Element and region data:
--

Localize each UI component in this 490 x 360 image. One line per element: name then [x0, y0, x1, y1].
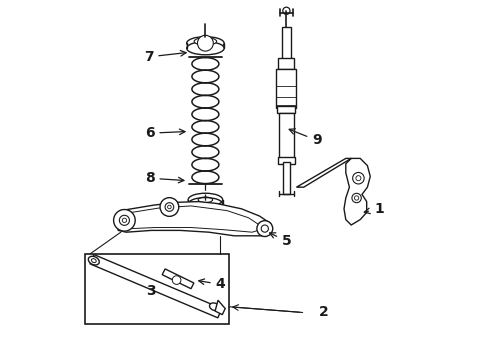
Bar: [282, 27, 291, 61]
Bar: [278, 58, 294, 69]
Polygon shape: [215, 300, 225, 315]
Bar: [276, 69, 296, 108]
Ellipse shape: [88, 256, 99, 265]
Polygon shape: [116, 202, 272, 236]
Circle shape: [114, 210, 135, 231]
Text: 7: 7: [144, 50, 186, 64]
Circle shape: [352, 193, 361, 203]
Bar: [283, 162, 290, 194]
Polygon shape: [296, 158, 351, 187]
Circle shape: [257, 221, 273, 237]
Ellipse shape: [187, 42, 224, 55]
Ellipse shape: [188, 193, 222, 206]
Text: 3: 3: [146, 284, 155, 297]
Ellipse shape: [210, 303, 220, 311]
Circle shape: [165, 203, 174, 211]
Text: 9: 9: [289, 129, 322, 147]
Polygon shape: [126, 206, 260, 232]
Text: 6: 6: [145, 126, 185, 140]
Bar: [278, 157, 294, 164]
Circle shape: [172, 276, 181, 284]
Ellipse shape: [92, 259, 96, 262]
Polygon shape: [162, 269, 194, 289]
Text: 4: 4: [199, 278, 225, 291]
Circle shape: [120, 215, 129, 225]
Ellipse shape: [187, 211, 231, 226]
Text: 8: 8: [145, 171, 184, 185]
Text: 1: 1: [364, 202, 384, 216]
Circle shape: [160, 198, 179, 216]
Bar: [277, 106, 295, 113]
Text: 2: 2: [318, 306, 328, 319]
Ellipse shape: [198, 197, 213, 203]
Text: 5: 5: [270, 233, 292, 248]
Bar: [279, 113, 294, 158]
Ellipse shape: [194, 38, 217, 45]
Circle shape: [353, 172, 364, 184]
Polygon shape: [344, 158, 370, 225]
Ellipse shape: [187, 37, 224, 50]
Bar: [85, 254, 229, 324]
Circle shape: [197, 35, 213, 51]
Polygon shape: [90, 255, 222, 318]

--

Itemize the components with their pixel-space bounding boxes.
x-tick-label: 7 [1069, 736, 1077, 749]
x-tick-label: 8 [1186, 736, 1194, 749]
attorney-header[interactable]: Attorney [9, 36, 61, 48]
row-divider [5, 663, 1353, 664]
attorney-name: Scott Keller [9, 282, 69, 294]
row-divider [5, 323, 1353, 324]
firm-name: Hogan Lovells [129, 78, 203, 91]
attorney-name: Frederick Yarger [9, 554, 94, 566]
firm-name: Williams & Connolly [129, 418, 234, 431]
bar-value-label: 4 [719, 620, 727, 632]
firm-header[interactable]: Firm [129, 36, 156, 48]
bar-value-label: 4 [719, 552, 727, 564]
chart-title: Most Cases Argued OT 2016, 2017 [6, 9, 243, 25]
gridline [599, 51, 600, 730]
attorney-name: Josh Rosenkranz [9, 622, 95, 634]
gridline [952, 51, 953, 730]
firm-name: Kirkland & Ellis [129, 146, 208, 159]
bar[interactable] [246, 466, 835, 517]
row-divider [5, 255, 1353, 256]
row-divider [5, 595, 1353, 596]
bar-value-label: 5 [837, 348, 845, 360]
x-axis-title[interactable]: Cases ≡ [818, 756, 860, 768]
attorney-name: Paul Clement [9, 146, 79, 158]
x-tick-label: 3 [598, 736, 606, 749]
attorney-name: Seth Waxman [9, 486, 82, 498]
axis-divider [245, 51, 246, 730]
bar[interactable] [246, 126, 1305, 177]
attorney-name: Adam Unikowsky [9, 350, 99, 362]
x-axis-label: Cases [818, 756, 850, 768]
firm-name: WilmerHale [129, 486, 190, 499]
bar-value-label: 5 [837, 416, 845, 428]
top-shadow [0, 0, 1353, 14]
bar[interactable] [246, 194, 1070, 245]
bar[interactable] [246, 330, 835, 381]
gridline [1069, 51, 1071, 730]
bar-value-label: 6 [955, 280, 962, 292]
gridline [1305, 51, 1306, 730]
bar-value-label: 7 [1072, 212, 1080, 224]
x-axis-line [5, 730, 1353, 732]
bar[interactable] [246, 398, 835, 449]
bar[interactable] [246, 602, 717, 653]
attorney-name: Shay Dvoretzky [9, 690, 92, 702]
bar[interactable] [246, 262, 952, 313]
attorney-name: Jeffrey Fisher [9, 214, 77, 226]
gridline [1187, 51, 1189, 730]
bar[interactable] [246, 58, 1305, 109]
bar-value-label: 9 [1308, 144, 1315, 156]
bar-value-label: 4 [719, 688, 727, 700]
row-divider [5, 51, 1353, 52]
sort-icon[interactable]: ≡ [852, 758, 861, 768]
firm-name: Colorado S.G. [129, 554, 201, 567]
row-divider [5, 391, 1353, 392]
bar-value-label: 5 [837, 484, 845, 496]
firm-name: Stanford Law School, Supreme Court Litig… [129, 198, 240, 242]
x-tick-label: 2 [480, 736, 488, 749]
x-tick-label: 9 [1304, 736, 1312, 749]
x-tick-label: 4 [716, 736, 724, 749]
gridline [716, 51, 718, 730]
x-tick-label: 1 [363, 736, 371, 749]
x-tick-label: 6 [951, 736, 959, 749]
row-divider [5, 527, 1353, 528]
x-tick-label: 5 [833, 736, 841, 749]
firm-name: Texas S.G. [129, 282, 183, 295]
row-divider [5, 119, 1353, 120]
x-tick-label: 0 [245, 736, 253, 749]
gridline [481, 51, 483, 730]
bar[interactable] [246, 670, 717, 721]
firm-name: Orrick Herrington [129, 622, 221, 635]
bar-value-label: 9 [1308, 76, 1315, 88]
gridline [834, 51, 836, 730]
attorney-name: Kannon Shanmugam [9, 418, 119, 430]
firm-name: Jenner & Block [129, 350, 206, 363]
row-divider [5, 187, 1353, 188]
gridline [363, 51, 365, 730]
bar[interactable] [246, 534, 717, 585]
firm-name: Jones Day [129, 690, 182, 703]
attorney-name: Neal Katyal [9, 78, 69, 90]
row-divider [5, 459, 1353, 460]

--

### [What the task requires]
Quote the material word for word, starting at the line with "Itemize the components" and ending at the line with "firm-name: Kirkland &", with both of those lines included.

### [Solution to this exercise]
Itemize the components with their pixel-space bounding boxes.
x-tick-label: 7 [1069, 736, 1077, 749]
x-tick-label: 8 [1186, 736, 1194, 749]
attorney-header[interactable]: Attorney [9, 36, 61, 48]
row-divider [5, 663, 1353, 664]
attorney-name: Scott Keller [9, 282, 69, 294]
row-divider [5, 323, 1353, 324]
firm-name: Hogan Lovells [129, 78, 203, 91]
attorney-name: Frederick Yarger [9, 554, 94, 566]
firm-name: Williams & Connolly [129, 418, 234, 431]
bar-value-label: 4 [719, 620, 727, 632]
firm-header[interactable]: Firm [129, 36, 156, 48]
bar-value-label: 4 [719, 552, 727, 564]
chart-title: Most Cases Argued OT 2016, 2017 [6, 9, 243, 25]
gridline [599, 51, 600, 730]
attorney-name: Josh Rosenkranz [9, 622, 95, 634]
gridline [952, 51, 953, 730]
firm-name: Kirkland & Ellis [129, 146, 208, 159]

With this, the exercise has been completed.